**What to produce**
From the listing below, pick out each line with the word "image".

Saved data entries
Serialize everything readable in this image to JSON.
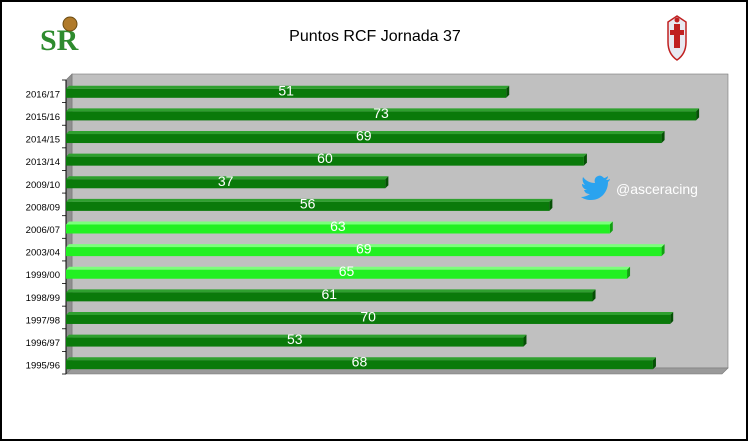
{
  "header": {
    "title": "Puntos RCF Jornada 37",
    "logo_left_text": "SR",
    "logo_left_icon": "club-monogram-logo",
    "logo_right_icon": "club-crest-icon"
  },
  "social": {
    "icon": "twitter-bird-icon",
    "handle": "@asceracing"
  },
  "colors": {
    "plot_bg": "#c0c0c0",
    "bar_dark": "#0a7a0a",
    "bar_highlight": "#22f022",
    "label_color": "#ffffff"
  },
  "chart_data": {
    "type": "bar",
    "orientation": "horizontal",
    "title": "Puntos RCF Jornada 37",
    "categories": [
      "2016/17",
      "2015/16",
      "2014/15",
      "2013/14",
      "2009/10",
      "2008/09",
      "2006/07",
      "2003/04",
      "1999/00",
      "1998/99",
      "1997/98",
      "1996/97",
      "1995/96"
    ],
    "values": [
      51,
      73,
      69,
      60,
      37,
      56,
      63,
      69,
      65,
      61,
      70,
      53,
      68
    ],
    "highlighted": [
      false,
      false,
      false,
      false,
      false,
      false,
      true,
      true,
      true,
      false,
      false,
      false,
      false
    ],
    "xlim": [
      0,
      76
    ],
    "grid": false,
    "xlabel": "",
    "ylabel": ""
  }
}
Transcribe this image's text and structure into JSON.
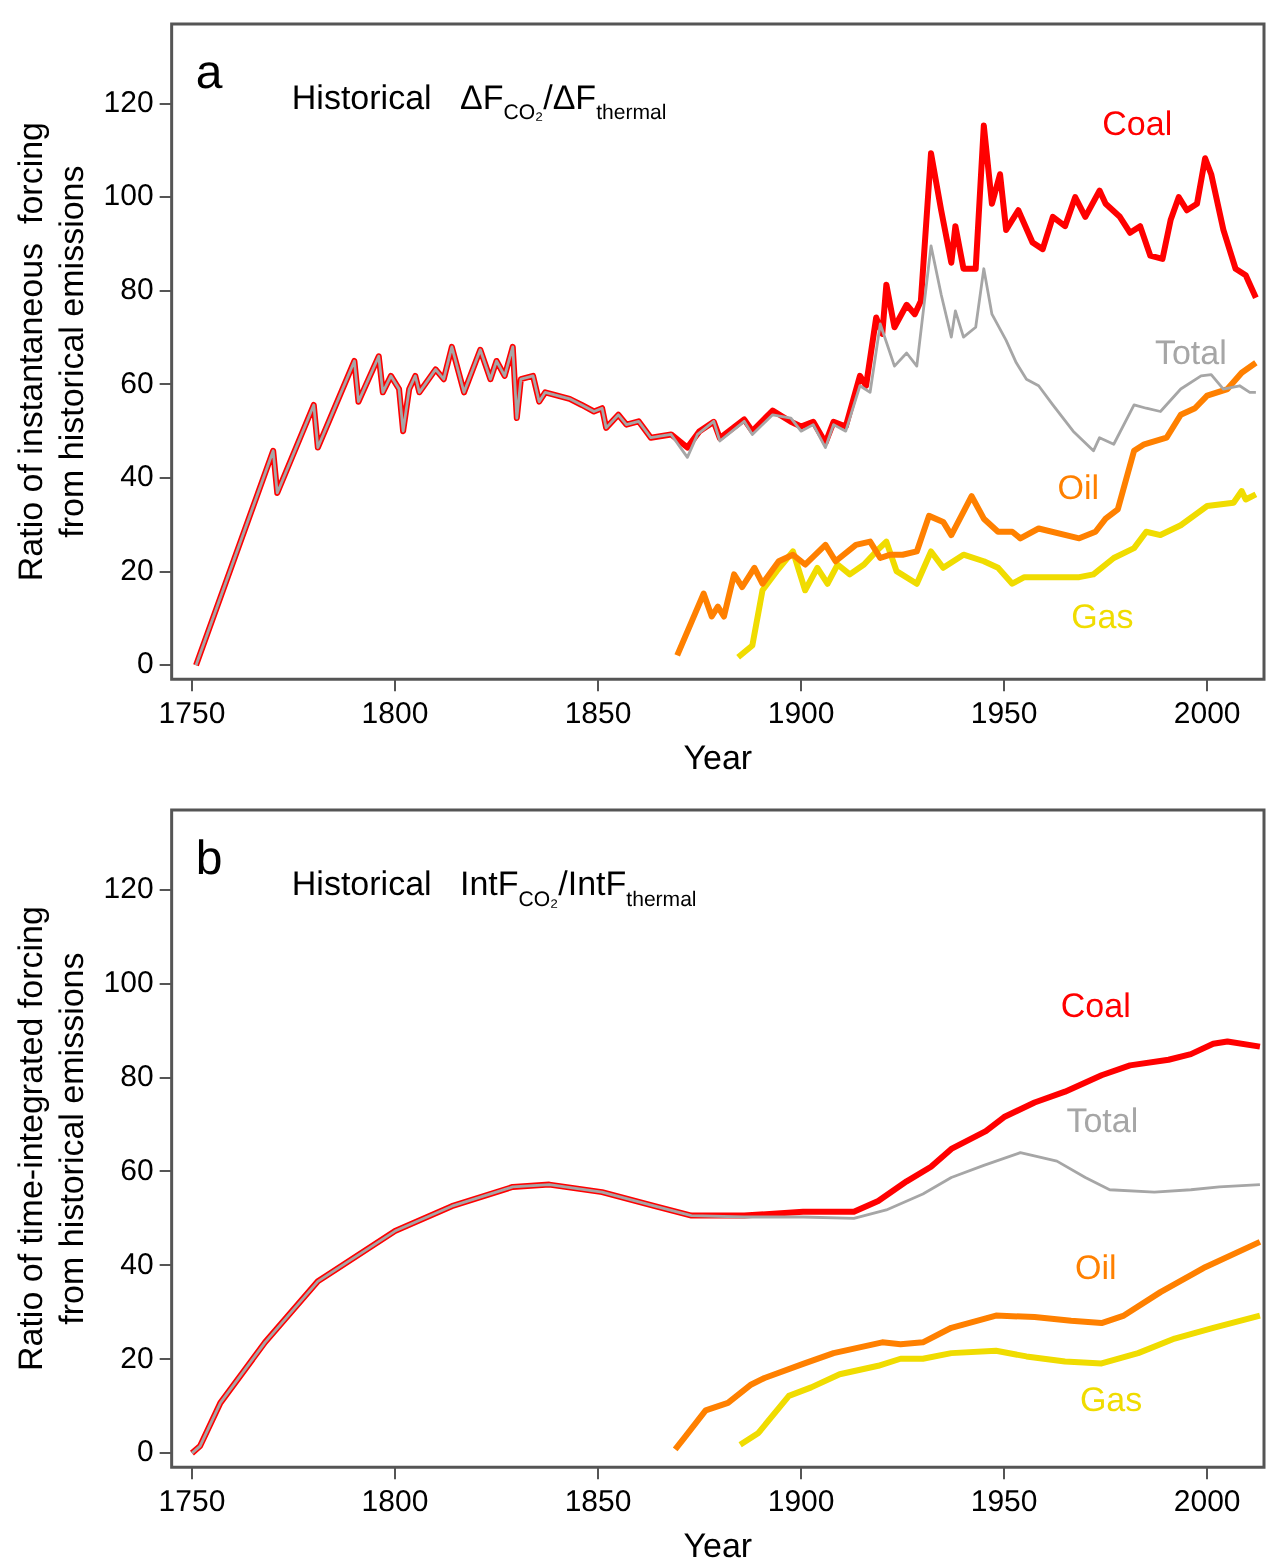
{
  "chart_data": [
    {
      "type": "line",
      "title": "Historical   ΔF$_{CO₂}$/ΔF$_{thermal}$",
      "annotations": [
        "a"
      ],
      "xlabel": "Year",
      "ylabel": "Ratio of instantaneous  forcing\nfrom historical emissions",
      "xlim": [
        1745,
        2014
      ],
      "ylim": [
        -3,
        137
      ],
      "xticks": [
        1750,
        1800,
        1850,
        1900,
        1950,
        2000
      ],
      "yticks": [
        0,
        20,
        40,
        60,
        80,
        100,
        120
      ],
      "grid": false,
      "legend": false,
      "marker": "none",
      "line_style": "solid",
      "series": [
        {
          "name": "Coal",
          "color": "#ff0000",
          "x": [
            1751,
            1770,
            1771,
            1780,
            1781,
            1790,
            1791,
            1796,
            1797,
            1799,
            1801,
            1802,
            1803.5,
            1805,
            1806,
            1810,
            1812,
            1814,
            1817,
            1821,
            1823.5,
            1825,
            1827,
            1829,
            1830,
            1831,
            1834,
            1835.5,
            1837,
            1840,
            1843,
            1846,
            1849,
            1851,
            1852,
            1855,
            1857,
            1860,
            1863,
            1868,
            1872,
            1875,
            1878.5,
            1880,
            1886,
            1888,
            1893,
            1897.5,
            1900,
            1903,
            1906,
            1908,
            1911,
            1914.5,
            1916,
            1918.5,
            1920,
            1921,
            1923,
            1926,
            1928,
            1929.5,
            1932,
            1934.5,
            1937,
            1938,
            1940,
            1943,
            1945,
            1947,
            1949,
            1950.5,
            1953.5,
            1957,
            1959.5,
            1962,
            1965,
            1967.5,
            1970,
            1973.5,
            1975,
            1978.5,
            1981,
            1983.5,
            1986,
            1989,
            1991,
            1993,
            1995,
            1997.5,
            1999.5,
            2001,
            2004,
            2007,
            2009.5,
            2012
          ],
          "values": [
            0,
            45.8,
            36.8,
            55.6,
            46.5,
            65,
            56.3,
            66,
            58.3,
            61.8,
            59,
            50,
            59,
            61.8,
            58.3,
            63.2,
            61.1,
            68,
            58.3,
            67.4,
            61.1,
            65,
            61.8,
            68,
            52.8,
            61.1,
            61.8,
            56.3,
            58.3,
            57.6,
            56.9,
            55.6,
            54.2,
            54.9,
            50.7,
            53.5,
            51.4,
            52.1,
            48.6,
            49.3,
            46.5,
            50,
            52,
            48.5,
            52.5,
            50,
            54.4,
            52,
            51,
            52,
            47.5,
            52,
            51,
            61.8,
            59.7,
            74.3,
            70.8,
            81.3,
            72.2,
            77,
            75,
            77.8,
            109.4,
            97.2,
            86,
            93.8,
            84.7,
            84.7,
            115.3,
            98.6,
            104.9,
            93,
            97.2,
            90.3,
            88.9,
            95.8,
            93.8,
            100,
            95.8,
            101.4,
            98.6,
            95.8,
            92.4,
            93.8,
            87.5,
            86.8,
            95.1,
            100,
            97.2,
            98.6,
            108.3,
            104.9,
            93,
            84.7,
            83.3,
            78.5
          ]
        },
        {
          "name": "Total",
          "color": "#a6a6a6",
          "x": [
            1751,
            1770,
            1771,
            1780,
            1781,
            1790,
            1791,
            1796,
            1797,
            1799,
            1801,
            1802,
            1803.5,
            1805,
            1806,
            1810,
            1812,
            1814,
            1817,
            1821,
            1823.5,
            1825,
            1827,
            1829,
            1830,
            1831,
            1834,
            1835.5,
            1837,
            1840,
            1843,
            1846,
            1849,
            1851,
            1852,
            1855,
            1857,
            1860,
            1863,
            1868,
            1872,
            1874.5,
            1878.5,
            1880,
            1886,
            1888,
            1893,
            1897.5,
            1900,
            1903,
            1906,
            1908,
            1911,
            1914.5,
            1917,
            1919.5,
            1923,
            1926,
            1928.5,
            1932,
            1934.5,
            1937,
            1938,
            1940,
            1943,
            1945,
            1947,
            1950.5,
            1953,
            1955.5,
            1958.5,
            1962,
            1967,
            1972,
            1973.5,
            1977,
            1982,
            1985,
            1988.5,
            1993.5,
            1998.5,
            2001,
            2004,
            2008,
            2010.5,
            2012
          ],
          "values": [
            0,
            45.8,
            36.8,
            55.6,
            46.5,
            65,
            56.3,
            66,
            58.3,
            61.8,
            59,
            50,
            59,
            61.8,
            58.3,
            63.2,
            61.1,
            68,
            58.3,
            67.4,
            61.1,
            65,
            61.8,
            68,
            52.8,
            61.1,
            61.8,
            56.3,
            58.3,
            57.6,
            56.9,
            55.6,
            54.2,
            54.9,
            50.7,
            53.5,
            51.4,
            52.1,
            48.6,
            49.3,
            44.4,
            49.3,
            52.1,
            47.9,
            52.1,
            49.3,
            53.5,
            52.8,
            50,
            51.4,
            46.5,
            51.4,
            50,
            59.7,
            58.3,
            72.9,
            63.9,
            66.7,
            63.9,
            89.6,
            79.2,
            70.1,
            75.7,
            70.1,
            72.2,
            84.7,
            75,
            69.4,
            64.6,
            61.1,
            59.7,
            55.6,
            50,
            45.8,
            48.6,
            47.2,
            55.6,
            54.9,
            54.2,
            59,
            61.8,
            62.1,
            59,
            59.7,
            58.3,
            58.3
          ]
        },
        {
          "name": "Oil",
          "color": "#ff8000",
          "x": [
            1869.5,
            1876,
            1878,
            1879.5,
            1881,
            1883.5,
            1885.5,
            1888.5,
            1890.5,
            1894.5,
            1898,
            1901,
            1906,
            1908.5,
            1913.5,
            1917,
            1919.5,
            1922,
            1925,
            1928.5,
            1931.5,
            1935,
            1937,
            1942,
            1945,
            1948.5,
            1952,
            1954,
            1958.5,
            1968.5,
            1972.5,
            1975,
            1978,
            1982,
            1984.5,
            1990,
            1993.5,
            1997,
            2000,
            2005,
            2008.5,
            2012
          ],
          "values": [
            2.1,
            15.3,
            10.4,
            12.5,
            10.4,
            19.4,
            16.7,
            20.8,
            17.4,
            22.2,
            23.6,
            21.5,
            25.7,
            22.2,
            25.7,
            26.4,
            22.9,
            23.6,
            23.6,
            24.3,
            31.9,
            30.6,
            27.8,
            36.1,
            31.3,
            28.5,
            28.5,
            27.1,
            29.2,
            27.1,
            28.5,
            31.3,
            33.3,
            45.8,
            47.2,
            48.6,
            53.5,
            54.9,
            57.6,
            59,
            62.5,
            64.6
          ]
        },
        {
          "name": "Gas",
          "color": "#f0dc00",
          "x": [
            1884.5,
            1888,
            1890.5,
            1894,
            1898,
            1901,
            1904,
            1906.5,
            1909,
            1912,
            1915.5,
            1918.5,
            1921,
            1923.5,
            1928.5,
            1932,
            1935,
            1940,
            1945,
            1948.5,
            1952,
            1955,
            1962,
            1968.5,
            1972,
            1977,
            1982,
            1985,
            1988.5,
            1993.5,
            2000,
            2006.5,
            2008.5,
            2009.5,
            2012
          ],
          "values": [
            1.7,
            4.2,
            16,
            20.1,
            24.3,
            16,
            20.8,
            17.4,
            21.5,
            19.4,
            21.5,
            24.3,
            26.4,
            20.1,
            17.4,
            24.3,
            20.8,
            23.6,
            22.2,
            20.8,
            17.4,
            18.8,
            18.8,
            18.8,
            19.4,
            22.9,
            25,
            28.5,
            27.8,
            29.9,
            34,
            34.7,
            37.2,
            35.4,
            36.5
          ]
        }
      ]
    },
    {
      "type": "line",
      "title": "Historical   IntF$_{CO₂}$/IntF$_{thermal}$",
      "annotations": [
        "b"
      ],
      "xlabel": "Year",
      "ylabel": "Ratio of time-integrated forcing\nfrom historical emissions",
      "xlim": [
        1745,
        2014
      ],
      "ylim": [
        -3,
        137
      ],
      "xticks": [
        1750,
        1800,
        1850,
        1900,
        1950,
        2000
      ],
      "yticks": [
        0,
        20,
        40,
        60,
        80,
        100,
        120
      ],
      "grid": false,
      "legend": false,
      "marker": "none",
      "line_style": "solid",
      "series": [
        {
          "name": "Coal",
          "color": "#ff0000",
          "x": [
            1750,
            1752,
            1757,
            1768,
            1781,
            1800,
            1814,
            1829,
            1838,
            1851,
            1864,
            1873,
            1886,
            1900.5,
            1913,
            1919,
            1926,
            1932,
            1937,
            1945.5,
            1950,
            1957.5,
            1965,
            1974,
            1981,
            1990.5,
            1996,
            2001.5,
            2005,
            2013
          ],
          "values": [
            0,
            1.5,
            10.7,
            23.6,
            36.6,
            47.3,
            52.6,
            56.7,
            57.2,
            55.6,
            52.6,
            50.6,
            50.6,
            51.4,
            51.4,
            53.7,
            57.9,
            61,
            64.8,
            68.6,
            71.6,
            74.7,
            77,
            80.5,
            82.6,
            83.8,
            85,
            87.2,
            87.7,
            86.6
          ]
        },
        {
          "name": "Total",
          "color": "#a6a6a6",
          "x": [
            1750,
            1752,
            1757,
            1768,
            1781,
            1800,
            1814,
            1829,
            1838,
            1851,
            1864,
            1873,
            1886,
            1900.5,
            1913,
            1921,
            1930,
            1937,
            1945,
            1954,
            1963,
            1970,
            1976,
            1987,
            1996,
            2003,
            2013
          ],
          "values": [
            0,
            1.5,
            10.7,
            23.6,
            36.6,
            47.3,
            52.6,
            56.7,
            57.2,
            55.6,
            52.6,
            50.6,
            50.3,
            50.3,
            50,
            51.8,
            55.2,
            58.7,
            61.3,
            64,
            62.2,
            58.7,
            56.1,
            55.6,
            56.1,
            56.7,
            57.2
          ]
        },
        {
          "name": "Oil",
          "color": "#ff8000",
          "x": [
            1869,
            1871,
            1876.5,
            1882,
            1887.5,
            1891,
            1900.5,
            1908,
            1920,
            1924.5,
            1930,
            1937,
            1948,
            1957.5,
            1966.5,
            1974,
            1979.5,
            1988.5,
            1999.5,
            2013
          ],
          "values": [
            0.8,
            3,
            9.1,
            10.7,
            14.5,
            16,
            19,
            21.3,
            23.6,
            23.2,
            23.6,
            26.7,
            29.3,
            29,
            28.2,
            27.7,
            29.3,
            34.3,
            39.6,
            45
          ]
        },
        {
          "name": "Gas",
          "color": "#f0dc00",
          "x": [
            1885,
            1889.5,
            1897,
            1902.5,
            1909.5,
            1919,
            1924.5,
            1930,
            1937,
            1948,
            1955.5,
            1965,
            1974,
            1983,
            1992,
            2001.5,
            2013
          ],
          "values": [
            1.8,
            4.3,
            12.2,
            14,
            16.8,
            18.6,
            20.1,
            20.1,
            21.3,
            21.8,
            20.6,
            19.5,
            19.1,
            21.3,
            24.4,
            26.7,
            29.3
          ]
        }
      ]
    }
  ]
}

**Problem solution**
Serialize everything readable in this image to JSON.
Transcribe this image's text and structure into JSON.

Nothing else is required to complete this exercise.